***** DATA SHOWN *****

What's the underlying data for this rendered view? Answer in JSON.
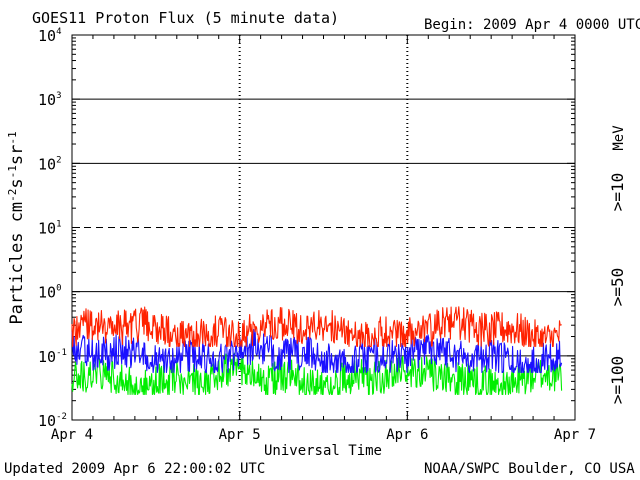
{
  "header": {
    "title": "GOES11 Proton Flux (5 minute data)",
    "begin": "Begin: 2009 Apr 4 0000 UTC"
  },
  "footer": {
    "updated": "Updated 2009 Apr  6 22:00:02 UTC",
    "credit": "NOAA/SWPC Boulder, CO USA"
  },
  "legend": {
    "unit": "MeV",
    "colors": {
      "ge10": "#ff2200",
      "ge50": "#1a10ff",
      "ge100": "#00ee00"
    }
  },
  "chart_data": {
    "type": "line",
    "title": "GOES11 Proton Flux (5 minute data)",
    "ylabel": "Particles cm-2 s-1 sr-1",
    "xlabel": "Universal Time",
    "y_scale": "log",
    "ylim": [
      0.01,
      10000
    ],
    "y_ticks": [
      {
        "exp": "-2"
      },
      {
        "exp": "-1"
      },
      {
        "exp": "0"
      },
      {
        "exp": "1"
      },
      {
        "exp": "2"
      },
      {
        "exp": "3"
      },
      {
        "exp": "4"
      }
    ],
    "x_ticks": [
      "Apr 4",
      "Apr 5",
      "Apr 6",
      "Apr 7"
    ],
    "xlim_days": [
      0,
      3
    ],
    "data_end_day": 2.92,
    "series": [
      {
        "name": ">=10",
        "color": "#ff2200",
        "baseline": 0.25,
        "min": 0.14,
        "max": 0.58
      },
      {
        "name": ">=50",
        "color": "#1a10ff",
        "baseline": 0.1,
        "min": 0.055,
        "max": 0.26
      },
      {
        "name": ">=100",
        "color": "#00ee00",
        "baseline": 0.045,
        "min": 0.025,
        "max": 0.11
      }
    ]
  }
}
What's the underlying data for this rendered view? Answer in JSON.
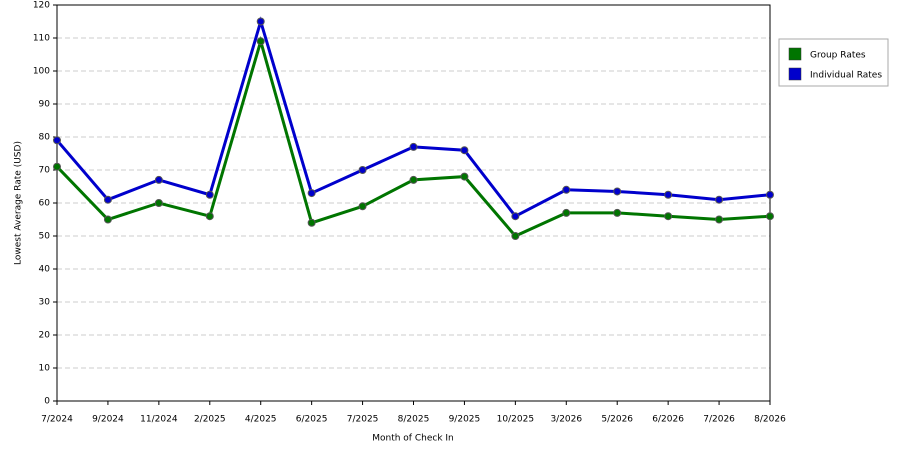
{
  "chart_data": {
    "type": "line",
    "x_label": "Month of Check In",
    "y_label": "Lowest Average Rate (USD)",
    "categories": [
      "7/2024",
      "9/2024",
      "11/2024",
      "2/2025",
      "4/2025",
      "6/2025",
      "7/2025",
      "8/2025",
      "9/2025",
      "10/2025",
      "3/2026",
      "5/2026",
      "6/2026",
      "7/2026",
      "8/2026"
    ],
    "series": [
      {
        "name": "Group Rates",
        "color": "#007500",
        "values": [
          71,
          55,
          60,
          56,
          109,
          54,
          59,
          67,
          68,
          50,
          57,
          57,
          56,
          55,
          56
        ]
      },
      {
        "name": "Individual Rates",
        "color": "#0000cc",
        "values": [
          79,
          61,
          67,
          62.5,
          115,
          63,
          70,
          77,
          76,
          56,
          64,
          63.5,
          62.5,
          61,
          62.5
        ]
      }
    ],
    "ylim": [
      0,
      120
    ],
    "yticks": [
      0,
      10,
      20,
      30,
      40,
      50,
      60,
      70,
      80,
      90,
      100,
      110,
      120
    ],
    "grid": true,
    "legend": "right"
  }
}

*****

> _AIM_:
Repeat everything in the records precisely. Images are excluded from the copy.

> _OUTPUT FOR THIS TASK_:
What's the underlying data for this rendered view? Answer in JSON.
{
  "header": {
    "title": "GOES11 Proton Flux (5 minute data)",
    "begin": "Begin: 2009 Apr 4 0000 UTC"
  },
  "footer": {
    "updated": "Updated 2009 Apr  6 22:00:02 UTC",
    "credit": "NOAA/SWPC Boulder, CO USA"
  },
  "legend": {
    "unit": "MeV",
    "colors": {
      "ge10": "#ff2200",
      "ge50": "#1a10ff",
      "ge100": "#00ee00"
    }
  },
  "chart_data": {
    "type": "line",
    "title": "GOES11 Proton Flux (5 minute data)",
    "ylabel": "Particles cm-2 s-1 sr-1",
    "xlabel": "Universal Time",
    "y_scale": "log",
    "ylim": [
      0.01,
      10000
    ],
    "y_ticks": [
      {
        "exp": "-2"
      },
      {
        "exp": "-1"
      },
      {
        "exp": "0"
      },
      {
        "exp": "1"
      },
      {
        "exp": "2"
      },
      {
        "exp": "3"
      },
      {
        "exp": "4"
      }
    ],
    "x_ticks": [
      "Apr 4",
      "Apr 5",
      "Apr 6",
      "Apr 7"
    ],
    "xlim_days": [
      0,
      3
    ],
    "data_end_day": 2.92,
    "series": [
      {
        "name": ">=10",
        "color": "#ff2200",
        "baseline": 0.25,
        "min": 0.14,
        "max": 0.58
      },
      {
        "name": ">=50",
        "color": "#1a10ff",
        "baseline": 0.1,
        "min": 0.055,
        "max": 0.26
      },
      {
        "name": ">=100",
        "color": "#00ee00",
        "baseline": 0.045,
        "min": 0.025,
        "max": 0.11
      }
    ]
  }
}
What's the underlying data for this rendered view? Answer in JSON.
{
  "chart_data": {
    "type": "line",
    "x_label": "Month of Check In",
    "y_label": "Lowest Average Rate (USD)",
    "categories": [
      "7/2024",
      "9/2024",
      "11/2024",
      "2/2025",
      "4/2025",
      "6/2025",
      "7/2025",
      "8/2025",
      "9/2025",
      "10/2025",
      "3/2026",
      "5/2026",
      "6/2026",
      "7/2026",
      "8/2026"
    ],
    "series": [
      {
        "name": "Group Rates",
        "color": "#007500",
        "values": [
          71,
          55,
          60,
          56,
          109,
          54,
          59,
          67,
          68,
          50,
          57,
          57,
          56,
          55,
          56
        ]
      },
      {
        "name": "Individual Rates",
        "color": "#0000cc",
        "values": [
          79,
          61,
          67,
          62.5,
          115,
          63,
          70,
          77,
          76,
          56,
          64,
          63.5,
          62.5,
          61,
          62.5
        ]
      }
    ],
    "ylim": [
      0,
      120
    ],
    "yticks": [
      0,
      10,
      20,
      30,
      40,
      50,
      60,
      70,
      80,
      90,
      100,
      110,
      120
    ],
    "grid": true,
    "legend": "right"
  }
}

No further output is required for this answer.